** Stated problem **
Repeat every entry in the listing below, exactly.

■ ■ ■ ■ ■ ■ ■

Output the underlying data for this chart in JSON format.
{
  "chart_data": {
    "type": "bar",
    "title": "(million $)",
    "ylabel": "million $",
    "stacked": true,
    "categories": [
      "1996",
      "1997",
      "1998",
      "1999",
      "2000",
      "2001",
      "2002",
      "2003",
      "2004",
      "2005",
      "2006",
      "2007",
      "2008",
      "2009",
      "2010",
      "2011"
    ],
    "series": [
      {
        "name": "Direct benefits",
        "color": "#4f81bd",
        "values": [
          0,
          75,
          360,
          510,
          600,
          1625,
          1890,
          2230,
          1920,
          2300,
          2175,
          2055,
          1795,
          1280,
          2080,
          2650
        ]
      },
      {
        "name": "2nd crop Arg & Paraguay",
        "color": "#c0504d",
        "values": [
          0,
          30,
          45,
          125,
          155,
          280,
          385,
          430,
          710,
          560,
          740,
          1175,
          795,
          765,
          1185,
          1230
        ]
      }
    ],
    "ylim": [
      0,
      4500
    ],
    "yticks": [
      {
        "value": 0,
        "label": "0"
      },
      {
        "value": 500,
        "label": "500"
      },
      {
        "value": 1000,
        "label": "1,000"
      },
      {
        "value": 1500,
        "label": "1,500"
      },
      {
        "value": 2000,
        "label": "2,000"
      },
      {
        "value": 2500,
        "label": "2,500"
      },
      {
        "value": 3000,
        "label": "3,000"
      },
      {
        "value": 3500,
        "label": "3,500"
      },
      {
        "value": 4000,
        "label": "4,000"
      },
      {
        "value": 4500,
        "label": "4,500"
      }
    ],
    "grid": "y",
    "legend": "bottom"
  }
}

■ ■ ■ ■ ■ ■ ■

** Task response **
Output the underlying data for this chart in JSON format.
{
  "chart_data": {
    "type": "bar",
    "title": "(million $)",
    "ylabel": "million $",
    "stacked": true,
    "categories": [
      "1996",
      "1997",
      "1998",
      "1999",
      "2000",
      "2001",
      "2002",
      "2003",
      "2004",
      "2005",
      "2006",
      "2007",
      "2008",
      "2009",
      "2010",
      "2011"
    ],
    "series": [
      {
        "name": "Direct benefits",
        "color": "#4f81bd",
        "values": [
          0,
          75,
          360,
          510,
          600,
          1625,
          1890,
          2230,
          1920,
          2300,
          2175,
          2055,
          1795,
          1280,
          2080,
          2650
        ]
      },
      {
        "name": "2nd crop Arg & Paraguay",
        "color": "#c0504d",
        "values": [
          0,
          30,
          45,
          125,
          155,
          280,
          385,
          430,
          710,
          560,
          740,
          1175,
          795,
          765,
          1185,
          1230
        ]
      }
    ],
    "ylim": [
      0,
      4500
    ],
    "yticks": [
      {
        "value": 0,
        "label": "0"
      },
      {
        "value": 500,
        "label": "500"
      },
      {
        "value": 1000,
        "label": "1,000"
      },
      {
        "value": 1500,
        "label": "1,500"
      },
      {
        "value": 2000,
        "label": "2,000"
      },
      {
        "value": 2500,
        "label": "2,500"
      },
      {
        "value": 3000,
        "label": "3,000"
      },
      {
        "value": 3500,
        "label": "3,500"
      },
      {
        "value": 4000,
        "label": "4,000"
      },
      {
        "value": 4500,
        "label": "4,500"
      }
    ],
    "grid": "y",
    "legend": "bottom"
  }
}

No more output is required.